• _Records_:
○ ○ ○ ○ ○

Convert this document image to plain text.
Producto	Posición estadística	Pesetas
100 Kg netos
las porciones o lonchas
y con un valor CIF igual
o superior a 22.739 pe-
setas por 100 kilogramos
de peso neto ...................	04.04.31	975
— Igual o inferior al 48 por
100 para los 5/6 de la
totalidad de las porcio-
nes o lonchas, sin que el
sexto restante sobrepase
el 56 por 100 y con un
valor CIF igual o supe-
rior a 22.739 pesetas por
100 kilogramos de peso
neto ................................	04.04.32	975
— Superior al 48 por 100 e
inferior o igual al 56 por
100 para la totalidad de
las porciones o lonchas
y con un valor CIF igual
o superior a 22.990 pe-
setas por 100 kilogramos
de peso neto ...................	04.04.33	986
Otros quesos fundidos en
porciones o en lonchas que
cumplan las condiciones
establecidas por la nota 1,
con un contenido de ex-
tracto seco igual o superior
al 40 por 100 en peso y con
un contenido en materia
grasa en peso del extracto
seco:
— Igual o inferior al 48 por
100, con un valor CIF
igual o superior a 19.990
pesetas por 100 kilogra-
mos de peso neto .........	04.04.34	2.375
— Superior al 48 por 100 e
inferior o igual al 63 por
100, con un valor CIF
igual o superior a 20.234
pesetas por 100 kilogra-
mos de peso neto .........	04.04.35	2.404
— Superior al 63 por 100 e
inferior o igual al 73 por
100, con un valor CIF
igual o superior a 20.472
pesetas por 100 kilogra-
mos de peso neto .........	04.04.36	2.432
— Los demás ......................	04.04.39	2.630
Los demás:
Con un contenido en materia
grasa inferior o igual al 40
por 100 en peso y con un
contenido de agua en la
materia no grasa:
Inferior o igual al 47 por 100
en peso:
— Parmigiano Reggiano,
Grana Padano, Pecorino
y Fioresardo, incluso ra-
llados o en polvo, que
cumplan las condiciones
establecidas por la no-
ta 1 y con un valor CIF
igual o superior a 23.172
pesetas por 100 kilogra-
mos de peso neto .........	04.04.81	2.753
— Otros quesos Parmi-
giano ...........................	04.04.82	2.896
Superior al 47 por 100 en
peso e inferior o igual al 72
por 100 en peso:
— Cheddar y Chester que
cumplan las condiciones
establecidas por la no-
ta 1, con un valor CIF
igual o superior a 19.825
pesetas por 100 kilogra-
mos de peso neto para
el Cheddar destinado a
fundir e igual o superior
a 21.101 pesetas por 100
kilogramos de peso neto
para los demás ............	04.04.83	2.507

○ ○ ○ ○ ○

• _TASK TO CARRY OUT_:
Copy the data above exactly. Every line must be included.

• _ANSWER IN FULL_:
Convert this document image to plain text.
Producto	Posición estadística	Pesetas
100 Kg netos
las porciones o lonchas
y con un valor CIF igual
o superior a 22.739 pe-
setas por 100 kilogramos
de peso neto ...................	04.04.31	975
— Igual o inferior al 48 por
100 para los 5/6 de la
totalidad de las porcio-
nes o lonchas, sin que el
sexto restante sobrepase
el 56 por 100 y con un
valor CIF igual o supe-
rior a 22.739 pesetas por
100 kilogramos de peso
neto ................................	04.04.32	975
— Superior al 48 por 100 e
inferior o igual al 56 por
100 para la totalidad de
las porciones o lonchas
y con un valor CIF igual
o superior a 22.990 pe-
setas por 100 kilogramos
de peso neto ...................	04.04.33	986
Otros quesos fundidos en
porciones o en lonchas que
cumplan las condiciones
establecidas por la nota 1,
con un contenido de ex-
tracto seco igual o superior
al 40 por 100 en peso y con
un contenido en materia
grasa en peso del extracto
seco:
— Igual o inferior al 48 por
100, con un valor CIF
igual o superior a 19.990
pesetas por 100 kilogra-
mos de peso neto .........	04.04.34	2.375
— Superior al 48 por 100 e
inferior o igual al 63 por
100, con un valor CIF
igual o superior a 20.234
pesetas por 100 kilogra-
mos de peso neto .........	04.04.35	2.404
— Superior al 63 por 100 e
inferior o igual al 73 por
100, con un valor CIF
igual o superior a 20.472
pesetas por 100 kilogra-
mos de peso neto .........	04.04.36	2.432
— Los demás ......................	04.04.39	2.630
Los demás:
Con un contenido en materia
grasa inferior o igual al 40
por 100 en peso y con un
contenido de agua en la
materia no grasa:
Inferior o igual al 47 por 100
en peso:
— Parmigiano Reggiano,
Grana Padano, Pecorino
y Fioresardo, incluso ra-
llados o en polvo, que
cumplan las condiciones
establecidas por la no-
ta 1 y con un valor CIF
igual o superior a 23.172
pesetas por 100 kilogra-
mos de peso neto .........	04.04.81	2.753
— Otros quesos Parmi-
giano ...........................	04.04.82	2.896
Superior al 47 por 100 en
peso e inferior o igual al 72
por 100 en peso:
— Cheddar y Chester que
cumplan las condiciones
establecidas por la no-
ta 1, con un valor CIF
igual o superior a 19.825
pesetas por 100 kilogra-
mos de peso neto para
el Cheddar destinado a
fundir e igual o superior
a 21.101 pesetas por 100
kilogramos de peso neto
para los demás ............	04.04.83	2.507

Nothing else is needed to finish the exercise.